**Entries provided**
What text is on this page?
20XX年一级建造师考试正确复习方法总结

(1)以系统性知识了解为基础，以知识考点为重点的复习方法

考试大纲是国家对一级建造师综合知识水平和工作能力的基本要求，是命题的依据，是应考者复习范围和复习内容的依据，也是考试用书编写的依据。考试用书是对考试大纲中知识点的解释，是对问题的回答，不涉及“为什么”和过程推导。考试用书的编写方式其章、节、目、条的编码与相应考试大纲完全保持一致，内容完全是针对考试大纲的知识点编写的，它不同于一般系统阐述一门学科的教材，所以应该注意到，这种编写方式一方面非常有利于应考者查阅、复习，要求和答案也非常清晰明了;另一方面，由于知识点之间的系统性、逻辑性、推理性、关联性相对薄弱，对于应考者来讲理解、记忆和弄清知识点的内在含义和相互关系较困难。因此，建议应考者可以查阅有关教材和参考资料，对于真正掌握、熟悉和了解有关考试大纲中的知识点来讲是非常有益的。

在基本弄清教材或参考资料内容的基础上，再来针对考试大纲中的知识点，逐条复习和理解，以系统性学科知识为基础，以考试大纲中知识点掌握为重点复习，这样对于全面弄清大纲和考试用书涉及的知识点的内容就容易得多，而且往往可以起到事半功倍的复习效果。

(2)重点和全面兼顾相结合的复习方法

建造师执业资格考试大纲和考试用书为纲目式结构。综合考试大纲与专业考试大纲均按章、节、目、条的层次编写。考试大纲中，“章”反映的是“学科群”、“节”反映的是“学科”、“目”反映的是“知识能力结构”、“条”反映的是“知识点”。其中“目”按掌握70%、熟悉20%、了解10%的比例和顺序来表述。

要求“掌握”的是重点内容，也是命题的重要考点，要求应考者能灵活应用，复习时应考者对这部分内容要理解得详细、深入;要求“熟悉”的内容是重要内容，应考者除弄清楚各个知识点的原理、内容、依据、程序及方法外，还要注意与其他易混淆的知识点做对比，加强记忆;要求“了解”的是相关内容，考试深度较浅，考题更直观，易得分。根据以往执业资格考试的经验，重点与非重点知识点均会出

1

**What you should do**
Please copy out each record, character for character.

**Exercise result**
What text is on this page?
20XX年一级建造师考试正确复习方法总结

(1)以系统性知识了解为基础，以知识考点为重点的复习方法

考试大纲是国家对一级建造师综合知识水平和工作能力的基本要求，是命题的依据，是应考者复习范围和复习内容的依据，也是考试用书编写的依据。考试用书是对考试大纲中知识点的解释，是对问题的回答，不涉及“为什么”和过程推导。考试用书的编写方式其章、节、目、条的编码与相应考试大纲完全保持一致，内容完全是针对考试大纲的知识点编写的，它不同于一般系统阐述一门学科的教材，所以应该注意到，这种编写方式一方面非常有利于应考者查阅、复习，要求和答案也非常清晰明了;另一方面，由于知识点之间的系统性、逻辑性、推理性、关联性相对薄弱，对于应考者来讲理解、记忆和弄清知识点的内在含义和相互关系较困难。因此，建议应考者可以查阅有关教材和参考资料，对于真正掌握、熟悉和了解有关考试大纲中的知识点来讲是非常有益的。

在基本弄清教材或参考资料内容的基础上，再来针对考试大纲中的知识点，逐条复习和理解，以系统性学科知识为基础，以考试大纲中知识点掌握为重点复习，这样对于全面弄清大纲和考试用书涉及的知识点的内容就容易得多，而且往往可以起到事半功倍的复习效果。

(2)重点和全面兼顾相结合的复习方法

建造师执业资格考试大纲和考试用书为纲目式结构。综合考试大纲与专业考试大纲均按章、节、目、条的层次编写。考试大纲中，“章”反映的是“学科群”、“节”反映的是“学科”、“目”反映的是“知识能力结构”、“条”反映的是“知识点”。其中“目”按掌握70%、熟悉20%、了解10%的比例和顺序来表述。

要求“掌握”的是重点内容，也是命题的重要考点，要求应考者能灵活应用，复习时应考者对这部分内容要理解得详细、深入;要求“熟悉”的内容是重要内容，应考者除弄清楚各个知识点的原理、内容、依据、程序及方法外，还要注意与其他易混淆的知识点做对比，加强记忆;要求“了解”的是相关内容，考试深度较浅，考题更直观，易得分。根据以往执业资格考试的经验，重点与非重点知识点均会出

1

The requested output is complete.